**Task statement**.
Narrow the data below down to the lines containing "Крым".

........

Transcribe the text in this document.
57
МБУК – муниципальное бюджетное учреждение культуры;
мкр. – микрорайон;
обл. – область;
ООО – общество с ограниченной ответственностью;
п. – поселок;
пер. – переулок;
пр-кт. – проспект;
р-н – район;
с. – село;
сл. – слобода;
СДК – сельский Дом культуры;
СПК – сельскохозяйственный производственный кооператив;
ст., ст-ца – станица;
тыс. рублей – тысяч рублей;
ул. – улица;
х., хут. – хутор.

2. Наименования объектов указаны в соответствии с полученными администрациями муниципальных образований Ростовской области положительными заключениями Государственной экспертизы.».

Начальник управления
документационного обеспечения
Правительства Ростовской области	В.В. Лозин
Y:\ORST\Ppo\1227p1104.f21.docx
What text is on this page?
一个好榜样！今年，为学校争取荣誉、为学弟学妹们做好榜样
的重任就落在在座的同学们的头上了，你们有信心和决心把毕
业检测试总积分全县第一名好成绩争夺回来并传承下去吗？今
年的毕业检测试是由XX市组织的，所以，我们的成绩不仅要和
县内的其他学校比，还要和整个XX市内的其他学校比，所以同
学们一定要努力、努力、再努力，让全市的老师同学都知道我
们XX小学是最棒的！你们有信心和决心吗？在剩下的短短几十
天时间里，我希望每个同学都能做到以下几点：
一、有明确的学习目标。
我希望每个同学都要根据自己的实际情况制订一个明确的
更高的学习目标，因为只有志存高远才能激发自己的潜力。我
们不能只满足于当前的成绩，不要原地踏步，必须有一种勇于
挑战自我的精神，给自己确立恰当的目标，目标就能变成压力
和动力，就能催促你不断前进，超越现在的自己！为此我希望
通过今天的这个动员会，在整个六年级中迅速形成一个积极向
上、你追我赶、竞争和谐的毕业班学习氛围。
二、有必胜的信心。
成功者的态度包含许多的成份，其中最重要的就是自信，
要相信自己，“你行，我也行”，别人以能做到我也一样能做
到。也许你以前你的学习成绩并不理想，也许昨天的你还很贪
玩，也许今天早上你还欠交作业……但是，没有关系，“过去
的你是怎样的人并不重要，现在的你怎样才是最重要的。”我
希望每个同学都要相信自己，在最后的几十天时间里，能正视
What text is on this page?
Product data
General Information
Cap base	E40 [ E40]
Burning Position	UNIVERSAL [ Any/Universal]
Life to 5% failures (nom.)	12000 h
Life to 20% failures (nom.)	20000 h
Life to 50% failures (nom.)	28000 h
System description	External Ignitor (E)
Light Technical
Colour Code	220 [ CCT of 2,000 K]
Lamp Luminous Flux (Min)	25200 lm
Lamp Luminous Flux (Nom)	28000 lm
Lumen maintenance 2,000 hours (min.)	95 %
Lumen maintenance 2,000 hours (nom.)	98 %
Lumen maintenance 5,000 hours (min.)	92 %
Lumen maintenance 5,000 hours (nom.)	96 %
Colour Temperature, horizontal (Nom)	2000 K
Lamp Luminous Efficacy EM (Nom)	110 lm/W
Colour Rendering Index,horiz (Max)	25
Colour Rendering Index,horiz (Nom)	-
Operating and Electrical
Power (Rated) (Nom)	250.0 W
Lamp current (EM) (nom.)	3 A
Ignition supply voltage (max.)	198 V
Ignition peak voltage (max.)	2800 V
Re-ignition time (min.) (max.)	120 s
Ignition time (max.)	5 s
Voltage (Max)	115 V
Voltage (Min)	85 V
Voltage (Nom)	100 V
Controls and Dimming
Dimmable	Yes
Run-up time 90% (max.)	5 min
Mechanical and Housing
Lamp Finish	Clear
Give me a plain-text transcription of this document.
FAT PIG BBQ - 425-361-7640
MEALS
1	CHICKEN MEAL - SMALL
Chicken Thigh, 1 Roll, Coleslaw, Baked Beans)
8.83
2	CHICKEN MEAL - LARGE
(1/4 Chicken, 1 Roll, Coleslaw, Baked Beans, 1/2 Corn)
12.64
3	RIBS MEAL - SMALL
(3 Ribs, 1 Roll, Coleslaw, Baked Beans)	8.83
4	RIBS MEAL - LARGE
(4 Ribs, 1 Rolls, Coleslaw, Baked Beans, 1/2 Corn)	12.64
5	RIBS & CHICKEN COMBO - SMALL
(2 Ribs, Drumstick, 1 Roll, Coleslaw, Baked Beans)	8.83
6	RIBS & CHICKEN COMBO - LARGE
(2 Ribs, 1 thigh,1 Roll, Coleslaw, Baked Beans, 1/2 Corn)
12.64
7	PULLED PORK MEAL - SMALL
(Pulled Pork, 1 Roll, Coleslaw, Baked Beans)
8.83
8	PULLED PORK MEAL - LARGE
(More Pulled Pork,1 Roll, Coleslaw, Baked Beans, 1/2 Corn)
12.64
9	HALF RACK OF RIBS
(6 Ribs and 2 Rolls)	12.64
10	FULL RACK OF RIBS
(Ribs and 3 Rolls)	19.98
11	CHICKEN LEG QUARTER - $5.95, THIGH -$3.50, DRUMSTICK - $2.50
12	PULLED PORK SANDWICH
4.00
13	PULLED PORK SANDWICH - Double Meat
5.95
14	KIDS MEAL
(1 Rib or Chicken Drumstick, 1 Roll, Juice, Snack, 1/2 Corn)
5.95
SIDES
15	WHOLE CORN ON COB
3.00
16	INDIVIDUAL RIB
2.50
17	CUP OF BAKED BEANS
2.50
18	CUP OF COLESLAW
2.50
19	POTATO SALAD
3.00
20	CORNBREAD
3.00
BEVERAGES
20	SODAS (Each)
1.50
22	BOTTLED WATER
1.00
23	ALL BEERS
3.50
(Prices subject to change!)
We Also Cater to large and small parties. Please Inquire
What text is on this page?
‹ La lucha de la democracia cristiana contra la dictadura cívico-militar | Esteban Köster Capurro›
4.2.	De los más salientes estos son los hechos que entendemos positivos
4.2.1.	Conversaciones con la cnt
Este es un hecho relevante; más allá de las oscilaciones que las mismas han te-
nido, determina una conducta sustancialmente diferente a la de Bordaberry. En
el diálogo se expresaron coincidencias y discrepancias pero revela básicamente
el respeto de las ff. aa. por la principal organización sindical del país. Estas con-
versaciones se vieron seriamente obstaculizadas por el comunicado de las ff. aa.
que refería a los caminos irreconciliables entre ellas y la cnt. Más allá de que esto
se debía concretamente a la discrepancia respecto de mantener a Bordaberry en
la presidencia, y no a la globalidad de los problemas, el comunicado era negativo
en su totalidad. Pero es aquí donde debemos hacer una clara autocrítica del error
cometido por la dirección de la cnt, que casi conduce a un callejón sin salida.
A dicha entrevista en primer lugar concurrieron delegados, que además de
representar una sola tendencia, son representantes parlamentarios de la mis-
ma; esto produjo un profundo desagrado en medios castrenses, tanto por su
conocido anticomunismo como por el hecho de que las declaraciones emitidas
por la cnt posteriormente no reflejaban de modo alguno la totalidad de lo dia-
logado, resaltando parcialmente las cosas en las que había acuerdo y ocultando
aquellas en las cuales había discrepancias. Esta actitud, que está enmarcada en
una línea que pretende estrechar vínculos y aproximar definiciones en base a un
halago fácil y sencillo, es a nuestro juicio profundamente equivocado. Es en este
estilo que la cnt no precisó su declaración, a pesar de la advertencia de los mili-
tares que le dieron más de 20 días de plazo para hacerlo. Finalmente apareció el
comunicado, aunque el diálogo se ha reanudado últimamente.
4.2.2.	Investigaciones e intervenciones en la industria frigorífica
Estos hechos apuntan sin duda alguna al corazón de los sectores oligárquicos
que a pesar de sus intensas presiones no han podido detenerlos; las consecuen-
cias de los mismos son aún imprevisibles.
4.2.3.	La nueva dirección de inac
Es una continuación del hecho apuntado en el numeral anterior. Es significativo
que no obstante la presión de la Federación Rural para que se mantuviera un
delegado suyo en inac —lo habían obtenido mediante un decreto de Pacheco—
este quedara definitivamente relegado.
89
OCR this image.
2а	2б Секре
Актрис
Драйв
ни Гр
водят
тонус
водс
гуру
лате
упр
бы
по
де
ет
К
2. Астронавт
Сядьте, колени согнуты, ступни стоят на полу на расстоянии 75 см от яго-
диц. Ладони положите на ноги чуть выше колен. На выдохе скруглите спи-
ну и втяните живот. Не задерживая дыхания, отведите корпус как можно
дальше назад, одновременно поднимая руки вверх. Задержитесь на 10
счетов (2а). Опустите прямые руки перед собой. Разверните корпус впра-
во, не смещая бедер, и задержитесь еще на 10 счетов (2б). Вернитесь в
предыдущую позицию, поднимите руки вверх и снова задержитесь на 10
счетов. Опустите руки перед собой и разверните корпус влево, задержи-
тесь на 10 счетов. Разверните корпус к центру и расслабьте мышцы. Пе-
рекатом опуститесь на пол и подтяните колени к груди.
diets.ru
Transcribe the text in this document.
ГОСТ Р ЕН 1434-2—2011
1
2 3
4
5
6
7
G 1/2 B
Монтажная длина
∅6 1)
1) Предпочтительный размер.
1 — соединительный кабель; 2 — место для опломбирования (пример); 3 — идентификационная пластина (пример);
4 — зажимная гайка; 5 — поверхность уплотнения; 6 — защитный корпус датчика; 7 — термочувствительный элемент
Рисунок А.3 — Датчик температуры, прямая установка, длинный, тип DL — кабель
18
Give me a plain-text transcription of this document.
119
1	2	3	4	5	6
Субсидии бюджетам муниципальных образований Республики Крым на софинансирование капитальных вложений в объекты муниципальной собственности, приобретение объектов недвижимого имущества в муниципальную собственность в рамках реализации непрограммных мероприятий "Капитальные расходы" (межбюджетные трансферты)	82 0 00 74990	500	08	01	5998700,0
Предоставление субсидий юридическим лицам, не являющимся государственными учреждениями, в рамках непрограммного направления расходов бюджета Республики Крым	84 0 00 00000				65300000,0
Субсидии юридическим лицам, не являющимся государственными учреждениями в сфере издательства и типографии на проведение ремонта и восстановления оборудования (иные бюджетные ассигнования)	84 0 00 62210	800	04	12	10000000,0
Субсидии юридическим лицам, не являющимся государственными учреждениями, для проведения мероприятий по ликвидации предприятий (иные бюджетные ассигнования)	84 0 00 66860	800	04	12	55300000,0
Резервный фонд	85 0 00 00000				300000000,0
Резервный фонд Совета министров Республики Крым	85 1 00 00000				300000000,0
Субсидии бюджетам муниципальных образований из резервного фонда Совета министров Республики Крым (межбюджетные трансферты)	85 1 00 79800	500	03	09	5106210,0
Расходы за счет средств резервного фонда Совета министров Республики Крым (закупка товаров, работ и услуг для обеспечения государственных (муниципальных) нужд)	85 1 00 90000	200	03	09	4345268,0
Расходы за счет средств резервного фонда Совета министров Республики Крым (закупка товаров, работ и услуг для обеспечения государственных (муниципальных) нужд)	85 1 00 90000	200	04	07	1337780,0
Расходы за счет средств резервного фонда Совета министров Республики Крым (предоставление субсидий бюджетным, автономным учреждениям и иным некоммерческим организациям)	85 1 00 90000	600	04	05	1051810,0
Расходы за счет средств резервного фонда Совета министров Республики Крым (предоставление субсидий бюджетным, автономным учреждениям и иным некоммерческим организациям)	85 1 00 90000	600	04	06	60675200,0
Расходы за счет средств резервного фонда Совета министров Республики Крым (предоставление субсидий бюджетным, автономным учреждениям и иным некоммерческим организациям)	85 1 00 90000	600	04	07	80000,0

........

**Task response**.
Субсидии бюджетам муниципальных образований Республики Крым на софинансирование капитальных вложений в объекты муниципальной собственности, приобретение объектов недвижимого имущества в муниципальную собственность в рамках реализации непрограммных мероприятий "Капитальные расходы" (межбюджетные трансферты)	82 0 00 74990	500	08	01	5998700,0
Предоставление субсидий юридическим лицам, не являющимся государственными учреждениями, в рамках непрограммного направления расходов бюджета Республики Крым	84 0 00 00000				65300000,0
Резервный фонд Совета министров Республики Крым	85 1 00 00000				300000000,0
Субсидии бюджетам муниципальных образований из резервного фонда Совета министров Республики Крым (межбюджетные трансферты)	85 1 00 79800	500	03	09	5106210,0
Расходы за счет средств резервного фонда Совета министров Республики Крым (закупка товаров, работ и услуг для обеспечения государственных (муниципальных) нужд)	85 1 00 90000	200	03	09	4345268,0
Расходы за счет средств резервного фонда Совета министров Республики Крым (закупка товаров, работ и услуг для обеспечения государственных (муниципальных) нужд)	85 1 00 90000	200	04	07	1337780,0
Расходы за счет средств резервного фонда Совета министров Республики Крым (предоставление субсидий бюджетным, автономным учреждениям и иным некоммерческим организациям)	85 1 00 90000	600	04	05	1051810,0
Расходы за счет средств резервного фонда Совета министров Республики Крым (предоставление субсидий бюджетным, автономным учреждениям и иным некоммерческим организациям)	85 1 00 90000	600	04	06	60675200,0
Расходы за счет средств резервного фонда Совета министров Республики Крым (предоставление субсидий бюджетным, автономным учреждениям и иным некоммерческим организациям)	85 1 00 90000	600	04	07	80000,0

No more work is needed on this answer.